Using the records that follow, copy every line containing the word "当弹簧的弹性势能最大时".

- - - - -

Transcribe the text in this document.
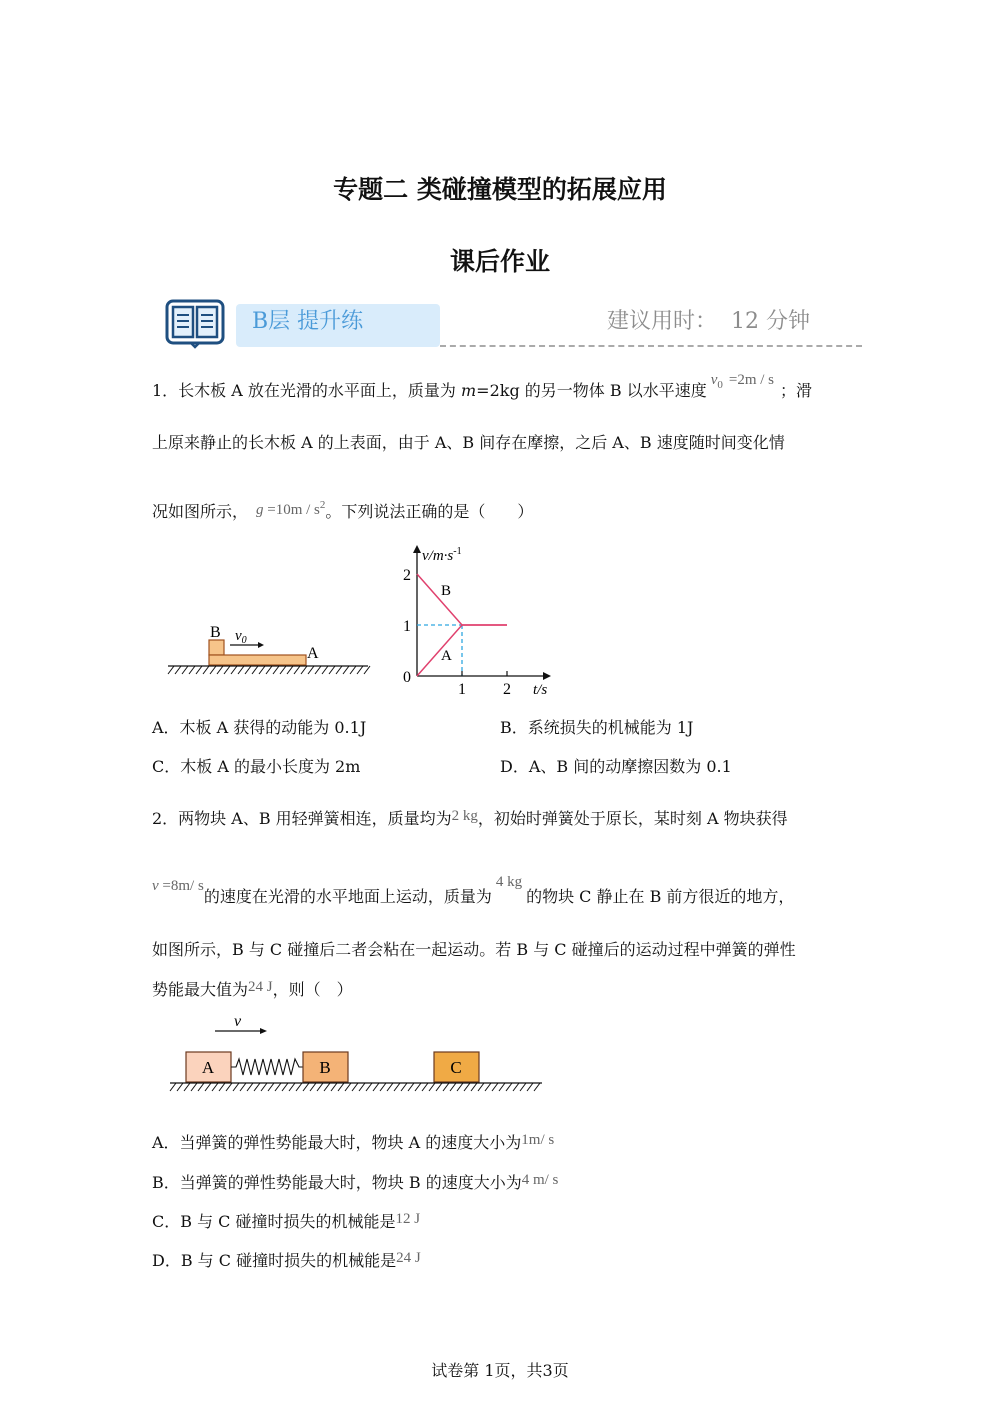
专题二 类碰撞模型的拓展应用
课后作业
B层 提升练	建议用时： 12 分钟
1．长木板 A 放在光滑的水平面上，质量为 m=2kg 的另一物体 B 以水平速度$v_0 =2m / s$；滑
上原来静止的长木板 A 的上表面，由于 A、B 间存在摩擦，之后 A、B 速度随时间变化情
况如图所示， $g =10m / s^2$。下列说法正确的是（　　）
B $v_0$
A
$v/m\cdot s^{-1}$
t/s
0
1
2
1 2
B
A
A．木板 A 获得的动能为 0.1J	B．系统损失的机械能为 1J
C．木板 A 的最小长度为 2m	D．A、B 间的动摩擦因数为 0.1
2．两物块 A、B 用轻弹簧相连，质量均为2 kg，初始时弹簧处于原长，某时刻 A 物块获得
v =8m/ s的速度在光滑的水平地面上运动，质量为4 kg的物块 C 静止在 B 前方很近的地方，
如图所示，B 与 C 碰撞后二者会粘在一起运动。若 B 与 C 碰撞后的运动过程中弹簧的弹性
势能最大值为24 J，则（　）
v
A	B	C
A．当弹簧的弹性势能最大时，物块 A 的速度大小为1m/ s
B．当弹簧的弹性势能最大时，物块 B 的速度大小为4 m/ s
C．B 与 C 碰撞时损失的机械能是12 J
D．B 与 C 碰撞时损失的机械能是24 J
试卷第 1页，共3页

- - - - -

● The response
A．当弹簧的弹性势能最大时，物块 A 的速度大小为1m/ s
B．当弹簧的弹性势能最大时，物块 B 的速度大小为4 m/ s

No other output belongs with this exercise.